▶ [Extracted material]
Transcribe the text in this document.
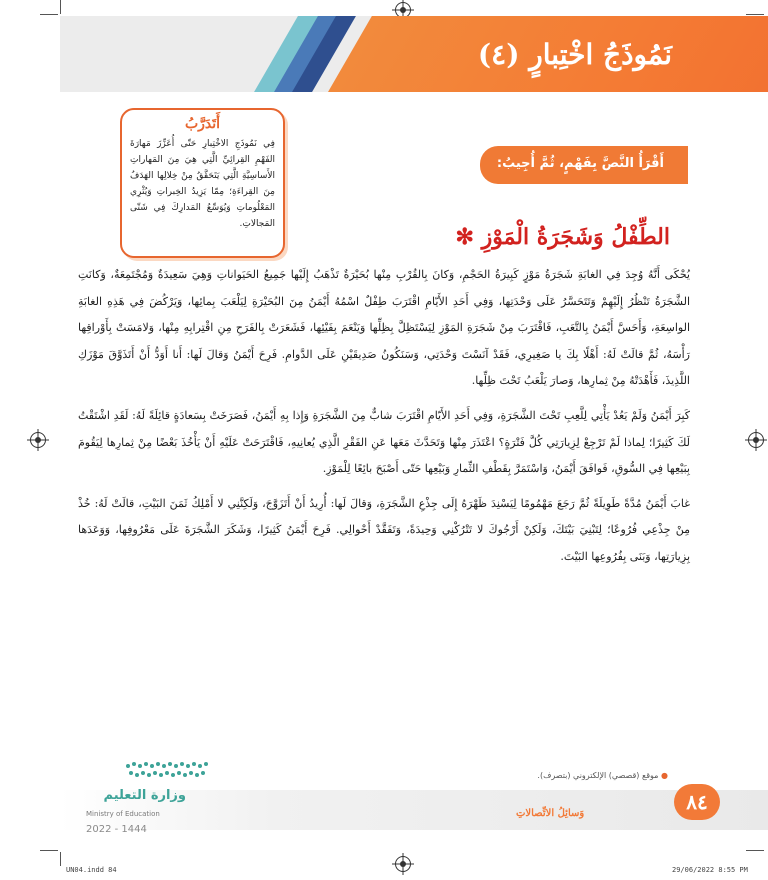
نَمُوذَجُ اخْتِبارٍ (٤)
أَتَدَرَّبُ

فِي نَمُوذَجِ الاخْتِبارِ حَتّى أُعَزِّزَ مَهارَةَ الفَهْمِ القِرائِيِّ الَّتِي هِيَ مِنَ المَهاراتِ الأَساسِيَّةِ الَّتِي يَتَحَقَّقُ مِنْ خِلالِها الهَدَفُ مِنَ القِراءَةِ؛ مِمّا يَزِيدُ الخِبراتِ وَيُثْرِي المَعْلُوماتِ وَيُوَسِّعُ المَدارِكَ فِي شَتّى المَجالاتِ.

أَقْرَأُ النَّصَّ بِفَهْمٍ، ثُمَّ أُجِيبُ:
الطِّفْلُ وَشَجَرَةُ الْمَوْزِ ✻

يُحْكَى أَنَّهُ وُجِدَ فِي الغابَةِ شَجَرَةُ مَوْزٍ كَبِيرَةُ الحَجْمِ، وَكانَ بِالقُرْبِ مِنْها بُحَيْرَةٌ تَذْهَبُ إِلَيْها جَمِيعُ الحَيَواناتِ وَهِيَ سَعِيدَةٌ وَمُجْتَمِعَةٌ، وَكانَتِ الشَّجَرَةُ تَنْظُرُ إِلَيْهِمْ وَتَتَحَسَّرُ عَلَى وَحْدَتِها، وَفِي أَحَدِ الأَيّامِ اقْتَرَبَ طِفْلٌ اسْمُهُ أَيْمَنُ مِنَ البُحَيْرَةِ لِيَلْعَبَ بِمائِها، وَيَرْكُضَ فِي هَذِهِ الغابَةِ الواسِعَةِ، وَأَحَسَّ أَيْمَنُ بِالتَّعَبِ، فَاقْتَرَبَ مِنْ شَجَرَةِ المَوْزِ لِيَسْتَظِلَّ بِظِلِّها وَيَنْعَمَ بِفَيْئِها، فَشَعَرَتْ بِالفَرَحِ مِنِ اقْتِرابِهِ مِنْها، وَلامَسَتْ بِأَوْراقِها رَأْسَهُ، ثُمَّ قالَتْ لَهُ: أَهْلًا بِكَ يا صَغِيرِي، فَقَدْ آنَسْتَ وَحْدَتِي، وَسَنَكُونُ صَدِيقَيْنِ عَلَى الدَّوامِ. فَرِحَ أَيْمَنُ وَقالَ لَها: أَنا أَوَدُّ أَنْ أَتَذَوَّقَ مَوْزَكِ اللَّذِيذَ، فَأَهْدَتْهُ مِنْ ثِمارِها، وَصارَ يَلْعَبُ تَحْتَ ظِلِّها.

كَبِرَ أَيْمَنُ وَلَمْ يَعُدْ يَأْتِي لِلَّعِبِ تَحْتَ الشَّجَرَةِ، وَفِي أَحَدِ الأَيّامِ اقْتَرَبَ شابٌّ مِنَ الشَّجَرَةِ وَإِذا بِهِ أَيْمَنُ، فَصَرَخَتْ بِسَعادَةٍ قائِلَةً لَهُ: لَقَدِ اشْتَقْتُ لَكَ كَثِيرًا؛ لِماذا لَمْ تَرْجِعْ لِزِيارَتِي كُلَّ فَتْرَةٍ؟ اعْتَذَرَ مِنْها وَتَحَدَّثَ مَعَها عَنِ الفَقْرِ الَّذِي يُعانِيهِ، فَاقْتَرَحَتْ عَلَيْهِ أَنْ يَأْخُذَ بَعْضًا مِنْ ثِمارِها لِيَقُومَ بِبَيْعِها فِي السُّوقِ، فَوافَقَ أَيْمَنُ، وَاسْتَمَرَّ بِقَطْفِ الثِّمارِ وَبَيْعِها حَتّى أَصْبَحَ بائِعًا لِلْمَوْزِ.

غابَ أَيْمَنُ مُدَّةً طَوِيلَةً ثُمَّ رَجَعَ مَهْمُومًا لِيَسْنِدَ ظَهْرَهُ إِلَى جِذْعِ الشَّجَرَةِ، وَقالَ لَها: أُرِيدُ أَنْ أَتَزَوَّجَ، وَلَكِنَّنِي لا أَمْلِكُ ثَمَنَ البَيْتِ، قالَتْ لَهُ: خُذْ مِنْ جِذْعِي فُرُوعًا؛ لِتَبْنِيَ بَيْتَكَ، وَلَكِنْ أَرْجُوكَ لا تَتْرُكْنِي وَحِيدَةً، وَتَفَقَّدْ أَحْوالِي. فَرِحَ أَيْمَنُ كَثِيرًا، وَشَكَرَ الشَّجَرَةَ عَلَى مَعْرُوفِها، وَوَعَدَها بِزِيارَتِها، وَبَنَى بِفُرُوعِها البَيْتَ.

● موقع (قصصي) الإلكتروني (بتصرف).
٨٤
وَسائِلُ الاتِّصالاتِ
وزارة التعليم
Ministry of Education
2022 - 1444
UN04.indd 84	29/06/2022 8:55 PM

▶ [Aim of the exercise] Transcribe the records above exactly, leaving out every picture.

▶ [Task solution]
Transcribe the text in this document.
نَمُوذَجُ اخْتِبارٍ (٤)
أَتَدَرَّبُ

فِي نَمُوذَجِ الاخْتِبارِ حَتّى أُعَزِّزَ مَهارَةَ الفَهْمِ القِرائِيِّ الَّتِي هِيَ مِنَ المَهاراتِ الأَساسِيَّةِ الَّتِي يَتَحَقَّقُ مِنْ خِلالِها الهَدَفُ مِنَ القِراءَةِ؛ مِمّا يَزِيدُ الخِبراتِ وَيُثْرِي المَعْلُوماتِ وَيُوَسِّعُ المَدارِكَ فِي شَتّى المَجالاتِ.

أَقْرَأُ النَّصَّ بِفَهْمٍ، ثُمَّ أُجِيبُ:
الطِّفْلُ وَشَجَرَةُ الْمَوْزِ ✻

يُحْكَى أَنَّهُ وُجِدَ فِي الغابَةِ شَجَرَةُ مَوْزٍ كَبِيرَةُ الحَجْمِ، وَكانَ بِالقُرْبِ مِنْها بُحَيْرَةٌ تَذْهَبُ إِلَيْها جَمِيعُ الحَيَواناتِ وَهِيَ سَعِيدَةٌ وَمُجْتَمِعَةٌ، وَكانَتِ الشَّجَرَةُ تَنْظُرُ إِلَيْهِمْ وَتَتَحَسَّرُ عَلَى وَحْدَتِها، وَفِي أَحَدِ الأَيّامِ اقْتَرَبَ طِفْلٌ اسْمُهُ أَيْمَنُ مِنَ البُحَيْرَةِ لِيَلْعَبَ بِمائِها، وَيَرْكُضَ فِي هَذِهِ الغابَةِ الواسِعَةِ، وَأَحَسَّ أَيْمَنُ بِالتَّعَبِ، فَاقْتَرَبَ مِنْ شَجَرَةِ المَوْزِ لِيَسْتَظِلَّ بِظِلِّها وَيَنْعَمَ بِفَيْئِها، فَشَعَرَتْ بِالفَرَحِ مِنِ اقْتِرابِهِ مِنْها، وَلامَسَتْ بِأَوْراقِها رَأْسَهُ، ثُمَّ قالَتْ لَهُ: أَهْلًا بِكَ يا صَغِيرِي، فَقَدْ آنَسْتَ وَحْدَتِي، وَسَنَكُونُ صَدِيقَيْنِ عَلَى الدَّوامِ. فَرِحَ أَيْمَنُ وَقالَ لَها: أَنا أَوَدُّ أَنْ أَتَذَوَّقَ مَوْزَكِ اللَّذِيذَ، فَأَهْدَتْهُ مِنْ ثِمارِها، وَصارَ يَلْعَبُ تَحْتَ ظِلِّها.

كَبِرَ أَيْمَنُ وَلَمْ يَعُدْ يَأْتِي لِلَّعِبِ تَحْتَ الشَّجَرَةِ، وَفِي أَحَدِ الأَيّامِ اقْتَرَبَ شابٌّ مِنَ الشَّجَرَةِ وَإِذا بِهِ أَيْمَنُ، فَصَرَخَتْ بِسَعادَةٍ قائِلَةً لَهُ: لَقَدِ اشْتَقْتُ لَكَ كَثِيرًا؛ لِماذا لَمْ تَرْجِعْ لِزِيارَتِي كُلَّ فَتْرَةٍ؟ اعْتَذَرَ مِنْها وَتَحَدَّثَ مَعَها عَنِ الفَقْرِ الَّذِي يُعانِيهِ، فَاقْتَرَحَتْ عَلَيْهِ أَنْ يَأْخُذَ بَعْضًا مِنْ ثِمارِها لِيَقُومَ بِبَيْعِها فِي السُّوقِ، فَوافَقَ أَيْمَنُ، وَاسْتَمَرَّ بِقَطْفِ الثِّمارِ وَبَيْعِها حَتّى أَصْبَحَ بائِعًا لِلْمَوْزِ.

غابَ أَيْمَنُ مُدَّةً طَوِيلَةً ثُمَّ رَجَعَ مَهْمُومًا لِيَسْنِدَ ظَهْرَهُ إِلَى جِذْعِ الشَّجَرَةِ، وَقالَ لَها: أُرِيدُ أَنْ أَتَزَوَّجَ، وَلَكِنَّنِي لا أَمْلِكُ ثَمَنَ البَيْتِ، قالَتْ لَهُ: خُذْ مِنْ جِذْعِي فُرُوعًا؛ لِتَبْنِيَ بَيْتَكَ، وَلَكِنْ أَرْجُوكَ لا تَتْرُكْنِي وَحِيدَةً، وَتَفَقَّدْ أَحْوالِي. فَرِحَ أَيْمَنُ كَثِيرًا، وَشَكَرَ الشَّجَرَةَ عَلَى مَعْرُوفِها، وَوَعَدَها بِزِيارَتِها، وَبَنَى بِفُرُوعِها البَيْتَ.

● موقع (قصصي) الإلكتروني (بتصرف).
٨٤
وَسائِلُ الاتِّصالاتِ
وزارة التعليم
Ministry of Education
2022 - 1444
UN04.indd 84	29/06/2022 8:55 PM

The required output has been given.